#### What is being asked:
Work through the listing below and count the lines that hold "name". Answer with the number alone.

#### Records shown:
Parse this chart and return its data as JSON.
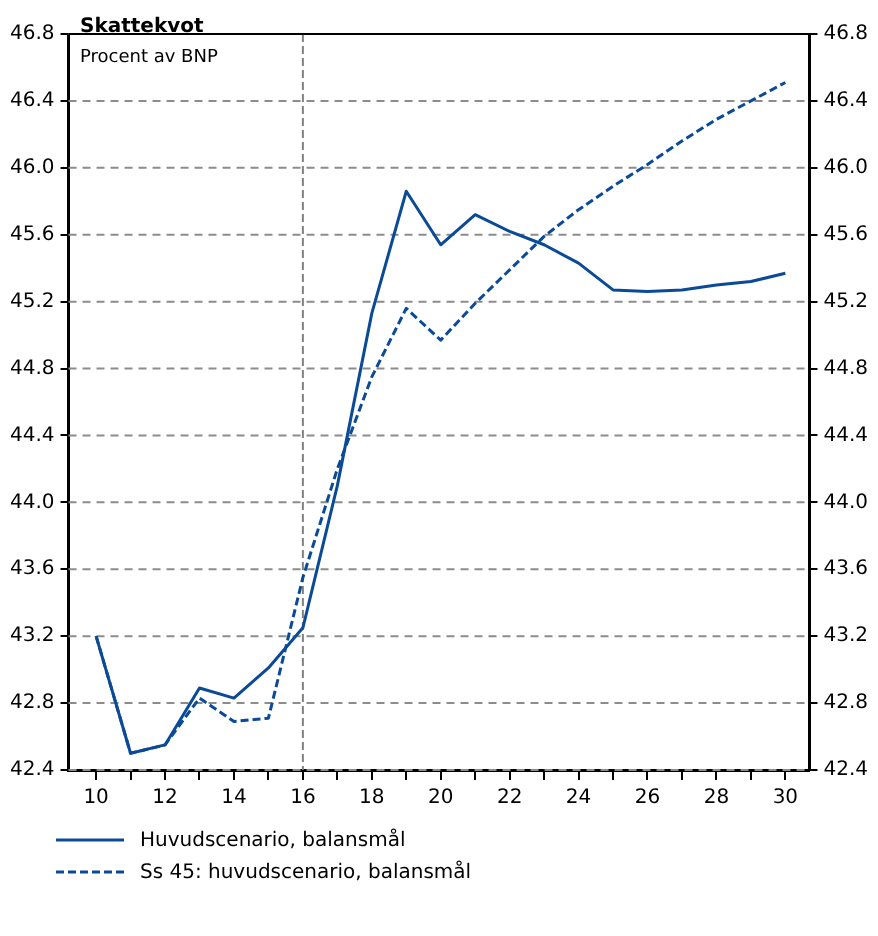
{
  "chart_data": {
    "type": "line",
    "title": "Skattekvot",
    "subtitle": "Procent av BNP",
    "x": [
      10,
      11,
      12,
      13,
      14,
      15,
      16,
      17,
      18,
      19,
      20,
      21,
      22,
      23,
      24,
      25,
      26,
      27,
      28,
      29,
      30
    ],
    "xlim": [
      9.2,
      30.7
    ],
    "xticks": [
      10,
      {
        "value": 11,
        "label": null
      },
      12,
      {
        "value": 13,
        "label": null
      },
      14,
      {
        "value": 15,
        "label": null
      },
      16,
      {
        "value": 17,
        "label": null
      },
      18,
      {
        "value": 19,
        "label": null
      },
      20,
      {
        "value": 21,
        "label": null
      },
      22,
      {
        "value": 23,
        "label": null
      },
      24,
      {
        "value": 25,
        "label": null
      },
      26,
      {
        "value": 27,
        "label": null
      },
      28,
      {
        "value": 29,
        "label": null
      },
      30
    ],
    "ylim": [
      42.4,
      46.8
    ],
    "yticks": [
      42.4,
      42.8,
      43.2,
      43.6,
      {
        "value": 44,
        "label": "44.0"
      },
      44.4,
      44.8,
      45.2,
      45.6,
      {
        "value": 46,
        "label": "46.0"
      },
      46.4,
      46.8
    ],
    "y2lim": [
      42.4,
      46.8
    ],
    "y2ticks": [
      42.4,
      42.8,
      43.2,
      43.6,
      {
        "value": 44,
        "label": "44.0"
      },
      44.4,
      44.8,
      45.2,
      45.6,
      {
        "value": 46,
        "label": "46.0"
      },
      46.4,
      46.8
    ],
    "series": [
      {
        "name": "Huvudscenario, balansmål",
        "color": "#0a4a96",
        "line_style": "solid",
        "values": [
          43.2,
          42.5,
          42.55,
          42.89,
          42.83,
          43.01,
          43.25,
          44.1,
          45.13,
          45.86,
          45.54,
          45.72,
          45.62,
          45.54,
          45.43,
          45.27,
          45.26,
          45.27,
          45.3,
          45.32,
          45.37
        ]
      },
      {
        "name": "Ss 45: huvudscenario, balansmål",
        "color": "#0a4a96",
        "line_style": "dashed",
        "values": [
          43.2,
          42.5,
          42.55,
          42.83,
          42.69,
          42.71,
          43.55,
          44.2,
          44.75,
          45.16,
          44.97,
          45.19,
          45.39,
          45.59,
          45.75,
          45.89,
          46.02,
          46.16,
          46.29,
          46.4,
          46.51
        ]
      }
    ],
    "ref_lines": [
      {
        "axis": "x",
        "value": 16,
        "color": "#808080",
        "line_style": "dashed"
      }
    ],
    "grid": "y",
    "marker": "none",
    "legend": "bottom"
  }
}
* * *
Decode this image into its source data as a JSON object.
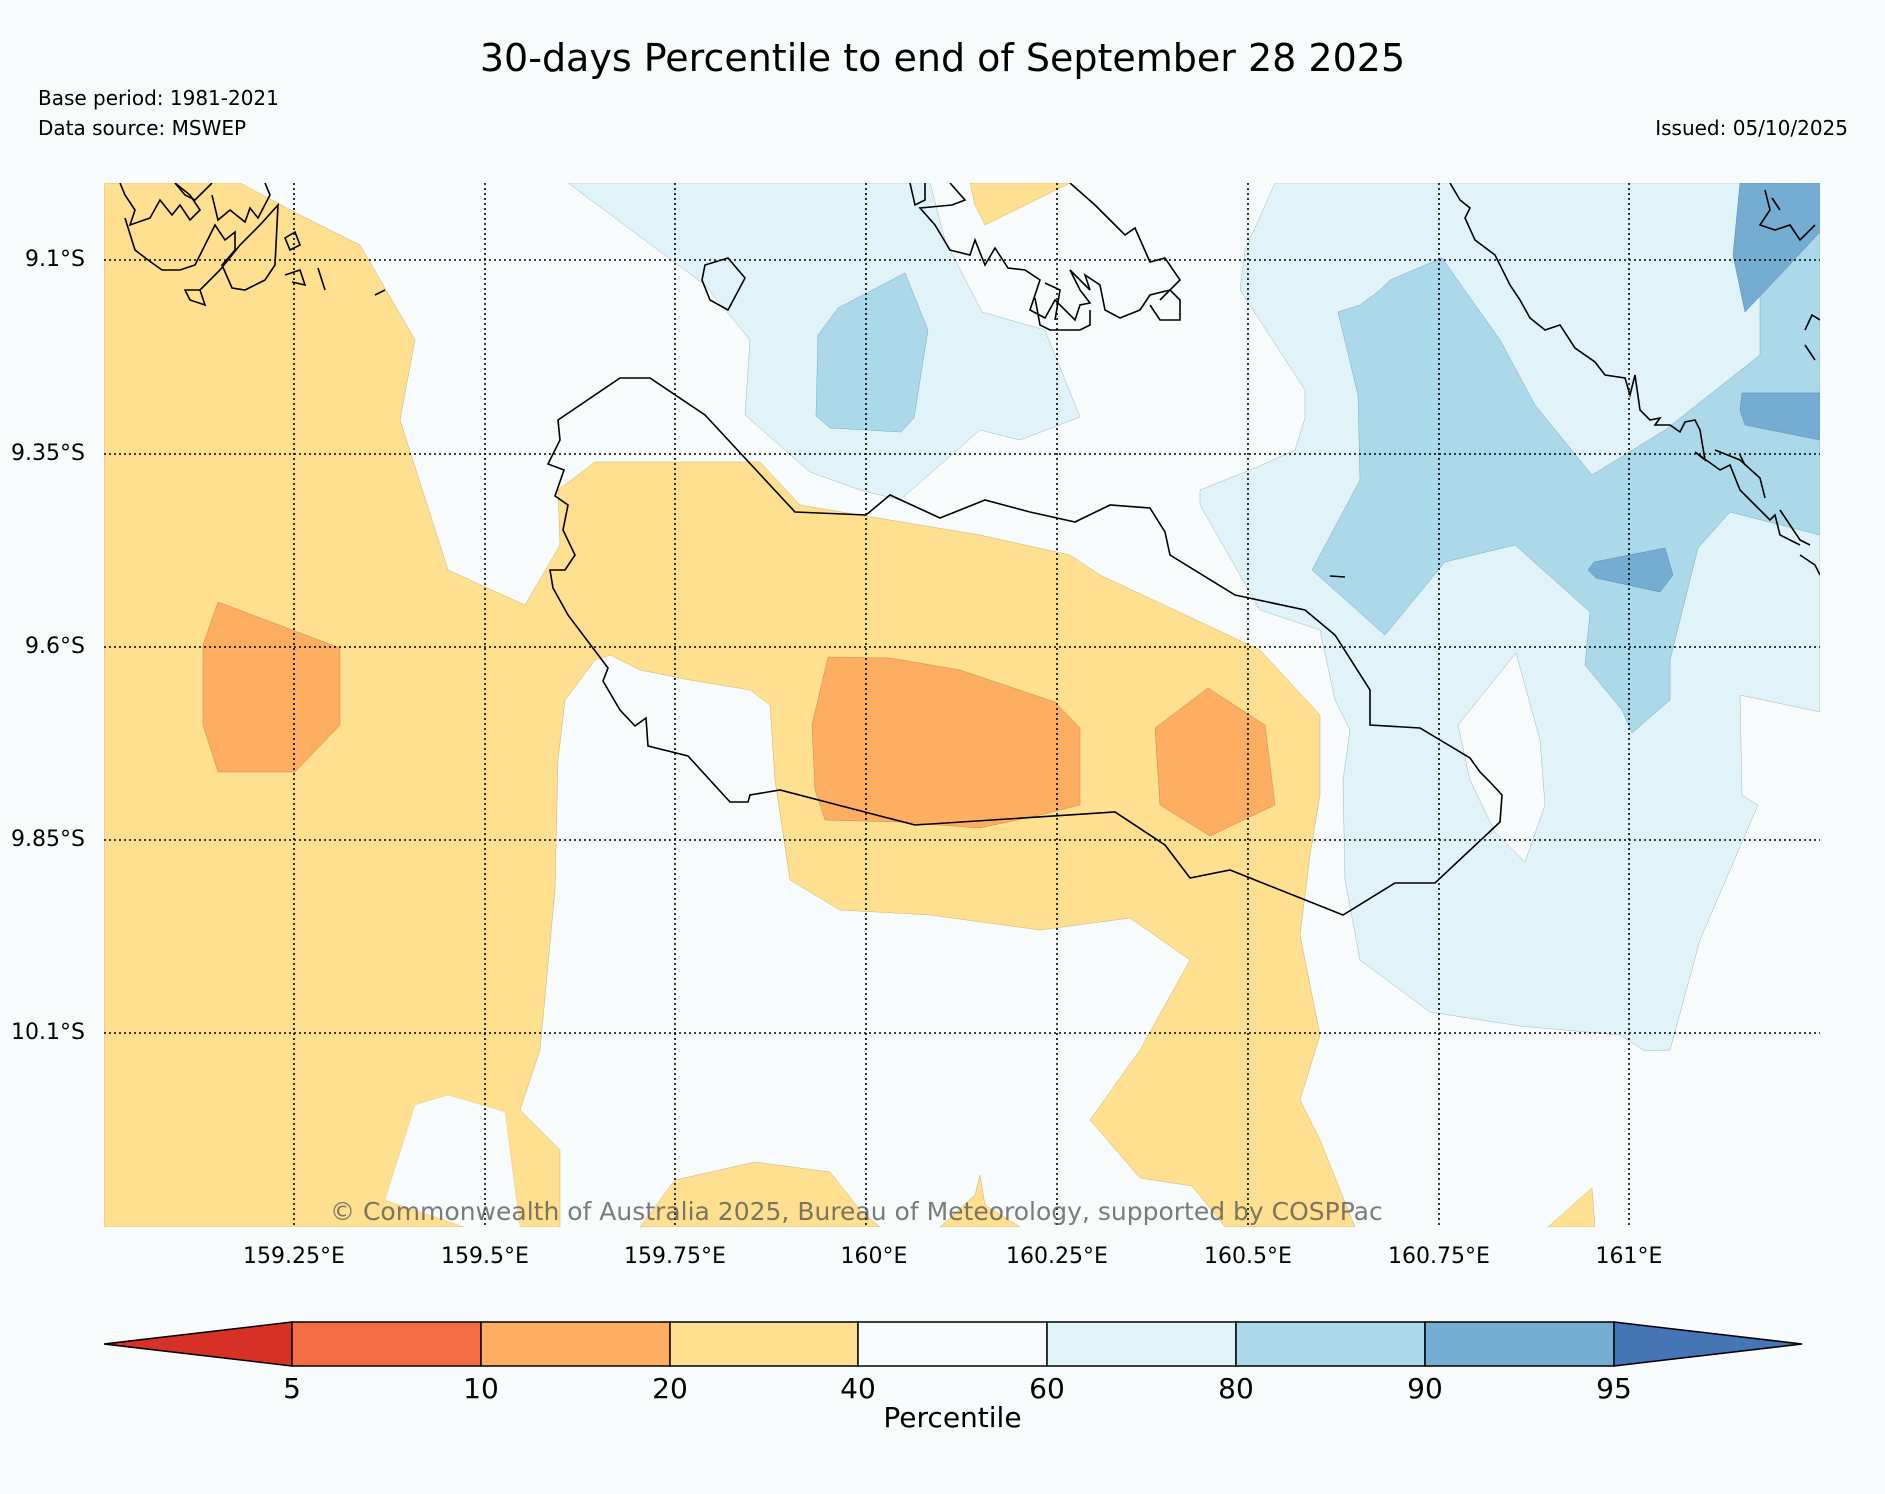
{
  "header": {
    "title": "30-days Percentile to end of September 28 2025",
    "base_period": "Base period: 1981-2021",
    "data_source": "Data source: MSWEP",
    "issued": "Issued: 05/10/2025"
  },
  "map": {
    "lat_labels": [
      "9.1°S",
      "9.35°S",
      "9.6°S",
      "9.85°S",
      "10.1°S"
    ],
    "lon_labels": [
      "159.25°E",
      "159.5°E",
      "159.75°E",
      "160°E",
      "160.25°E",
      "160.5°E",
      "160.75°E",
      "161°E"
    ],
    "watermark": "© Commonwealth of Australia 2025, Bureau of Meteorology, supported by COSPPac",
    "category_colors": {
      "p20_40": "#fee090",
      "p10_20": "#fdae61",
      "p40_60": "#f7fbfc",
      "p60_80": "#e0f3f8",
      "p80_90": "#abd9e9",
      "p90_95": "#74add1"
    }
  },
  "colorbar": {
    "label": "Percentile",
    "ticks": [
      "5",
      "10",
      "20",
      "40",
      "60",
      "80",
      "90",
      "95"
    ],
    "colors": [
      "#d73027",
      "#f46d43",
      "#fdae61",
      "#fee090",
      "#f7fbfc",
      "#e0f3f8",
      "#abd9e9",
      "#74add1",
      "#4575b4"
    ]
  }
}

#### Worked solution:
2